[Recorded data]

────

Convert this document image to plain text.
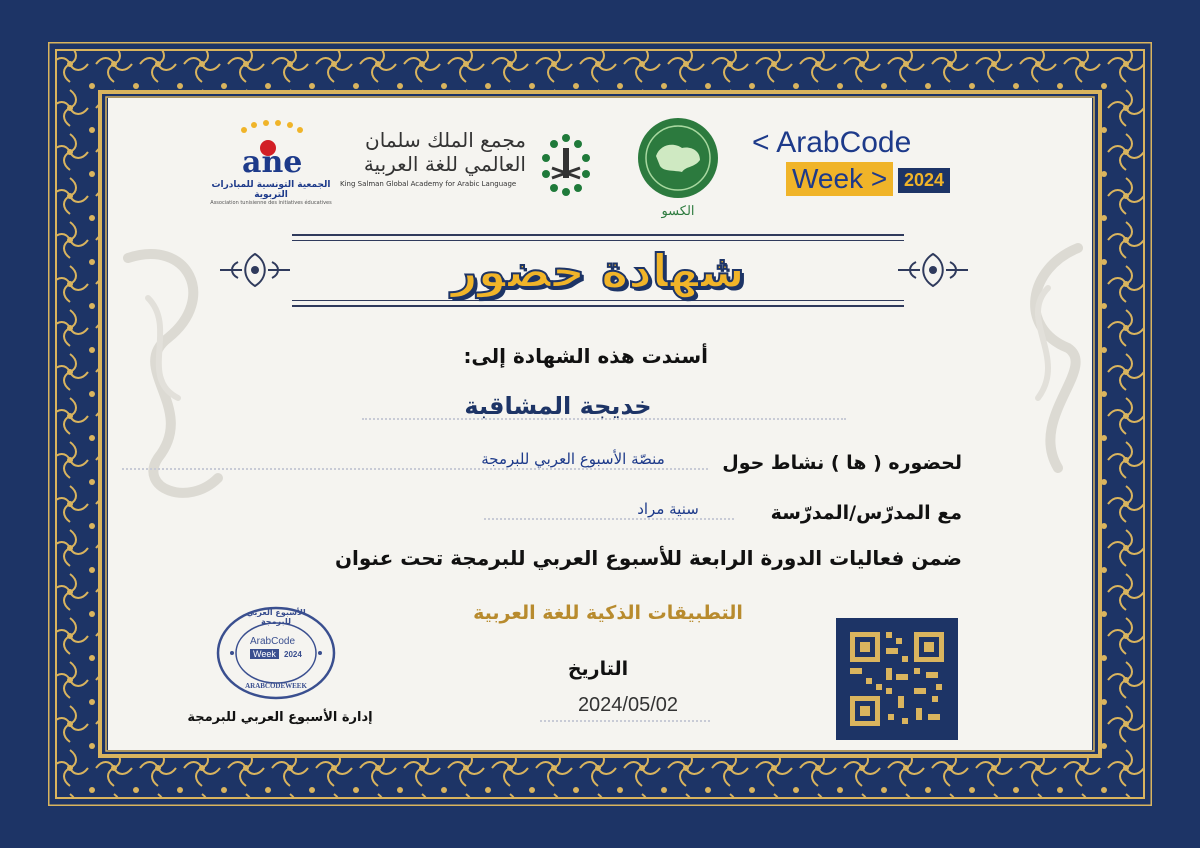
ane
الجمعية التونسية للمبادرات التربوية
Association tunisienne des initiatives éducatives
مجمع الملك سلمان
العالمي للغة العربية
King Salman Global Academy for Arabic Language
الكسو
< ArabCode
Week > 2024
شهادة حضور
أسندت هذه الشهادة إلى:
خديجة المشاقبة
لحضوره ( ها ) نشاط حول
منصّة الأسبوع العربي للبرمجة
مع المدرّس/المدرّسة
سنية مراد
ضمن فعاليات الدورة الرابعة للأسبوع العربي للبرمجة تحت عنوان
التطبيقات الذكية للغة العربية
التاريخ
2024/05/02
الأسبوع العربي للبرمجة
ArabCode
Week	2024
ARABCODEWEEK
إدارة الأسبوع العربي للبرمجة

────

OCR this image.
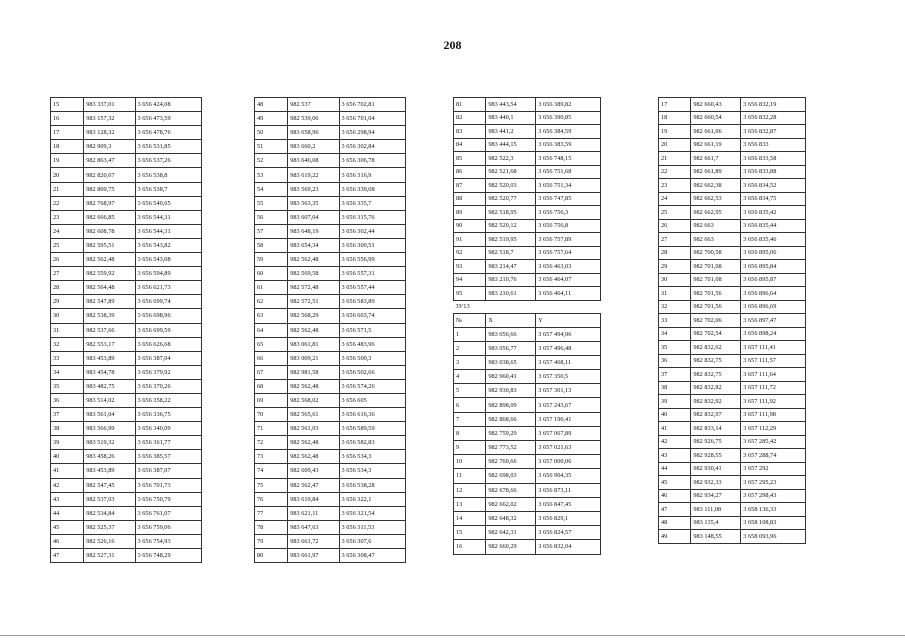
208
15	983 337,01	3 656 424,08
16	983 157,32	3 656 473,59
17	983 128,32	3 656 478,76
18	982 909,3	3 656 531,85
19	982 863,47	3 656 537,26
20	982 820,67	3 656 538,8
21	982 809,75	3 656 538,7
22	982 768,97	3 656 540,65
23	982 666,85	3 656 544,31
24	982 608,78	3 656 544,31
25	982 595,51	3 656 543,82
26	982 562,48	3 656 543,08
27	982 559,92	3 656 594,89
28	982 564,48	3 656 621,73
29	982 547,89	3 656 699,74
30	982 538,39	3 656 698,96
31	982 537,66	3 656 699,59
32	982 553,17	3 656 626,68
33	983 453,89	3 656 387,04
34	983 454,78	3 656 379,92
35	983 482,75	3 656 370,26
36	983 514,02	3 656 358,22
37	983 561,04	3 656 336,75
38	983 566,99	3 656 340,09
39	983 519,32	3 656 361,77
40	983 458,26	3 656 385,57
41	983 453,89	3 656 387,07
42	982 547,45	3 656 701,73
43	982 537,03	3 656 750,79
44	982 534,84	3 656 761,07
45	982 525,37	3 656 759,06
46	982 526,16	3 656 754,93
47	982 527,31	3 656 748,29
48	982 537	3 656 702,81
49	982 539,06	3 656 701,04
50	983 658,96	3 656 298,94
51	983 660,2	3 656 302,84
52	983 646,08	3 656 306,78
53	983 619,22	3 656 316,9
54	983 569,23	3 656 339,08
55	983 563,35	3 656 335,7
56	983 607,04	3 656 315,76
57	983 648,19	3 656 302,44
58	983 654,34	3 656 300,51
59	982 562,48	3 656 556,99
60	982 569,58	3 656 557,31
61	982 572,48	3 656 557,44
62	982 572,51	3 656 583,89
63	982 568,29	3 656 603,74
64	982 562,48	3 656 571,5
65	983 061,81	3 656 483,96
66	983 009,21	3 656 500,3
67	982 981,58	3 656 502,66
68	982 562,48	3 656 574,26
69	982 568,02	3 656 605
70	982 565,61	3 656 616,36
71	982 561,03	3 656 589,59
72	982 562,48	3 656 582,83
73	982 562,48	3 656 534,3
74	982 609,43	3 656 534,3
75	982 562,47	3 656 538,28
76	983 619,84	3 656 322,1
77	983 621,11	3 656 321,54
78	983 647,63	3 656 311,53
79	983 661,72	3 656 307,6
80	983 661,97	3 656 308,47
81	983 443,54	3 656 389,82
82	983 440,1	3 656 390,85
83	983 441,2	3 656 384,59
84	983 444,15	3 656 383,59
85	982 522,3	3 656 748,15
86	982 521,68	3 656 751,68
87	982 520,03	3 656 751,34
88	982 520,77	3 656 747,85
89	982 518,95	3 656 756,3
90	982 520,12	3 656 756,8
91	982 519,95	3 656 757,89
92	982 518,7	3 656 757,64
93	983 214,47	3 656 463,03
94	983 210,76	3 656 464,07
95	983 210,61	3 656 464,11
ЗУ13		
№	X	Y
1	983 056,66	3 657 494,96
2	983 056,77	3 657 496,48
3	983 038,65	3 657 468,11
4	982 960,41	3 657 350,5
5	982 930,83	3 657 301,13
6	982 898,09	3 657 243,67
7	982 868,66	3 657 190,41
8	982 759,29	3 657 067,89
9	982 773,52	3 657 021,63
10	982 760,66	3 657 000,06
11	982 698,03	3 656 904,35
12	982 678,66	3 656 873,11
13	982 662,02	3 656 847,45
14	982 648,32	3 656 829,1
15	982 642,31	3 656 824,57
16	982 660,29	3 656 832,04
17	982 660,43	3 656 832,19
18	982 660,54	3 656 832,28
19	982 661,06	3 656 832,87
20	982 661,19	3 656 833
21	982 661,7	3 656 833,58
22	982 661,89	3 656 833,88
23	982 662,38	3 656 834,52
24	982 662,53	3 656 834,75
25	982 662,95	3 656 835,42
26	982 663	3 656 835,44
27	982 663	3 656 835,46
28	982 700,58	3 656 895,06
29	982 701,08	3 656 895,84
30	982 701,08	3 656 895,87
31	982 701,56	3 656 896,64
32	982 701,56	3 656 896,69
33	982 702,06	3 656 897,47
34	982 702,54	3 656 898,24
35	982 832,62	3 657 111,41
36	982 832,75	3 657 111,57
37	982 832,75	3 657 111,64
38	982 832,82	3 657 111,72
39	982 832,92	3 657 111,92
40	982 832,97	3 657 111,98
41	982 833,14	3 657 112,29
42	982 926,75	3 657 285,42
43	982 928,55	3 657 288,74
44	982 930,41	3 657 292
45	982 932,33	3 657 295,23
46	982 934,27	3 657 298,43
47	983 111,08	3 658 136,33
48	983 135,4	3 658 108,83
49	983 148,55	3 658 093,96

────

Exercise
Select the lines from the entries that include the word "للغة".

Reply
العالمي للغة العربية
التطبيقات الذكية للغة العربية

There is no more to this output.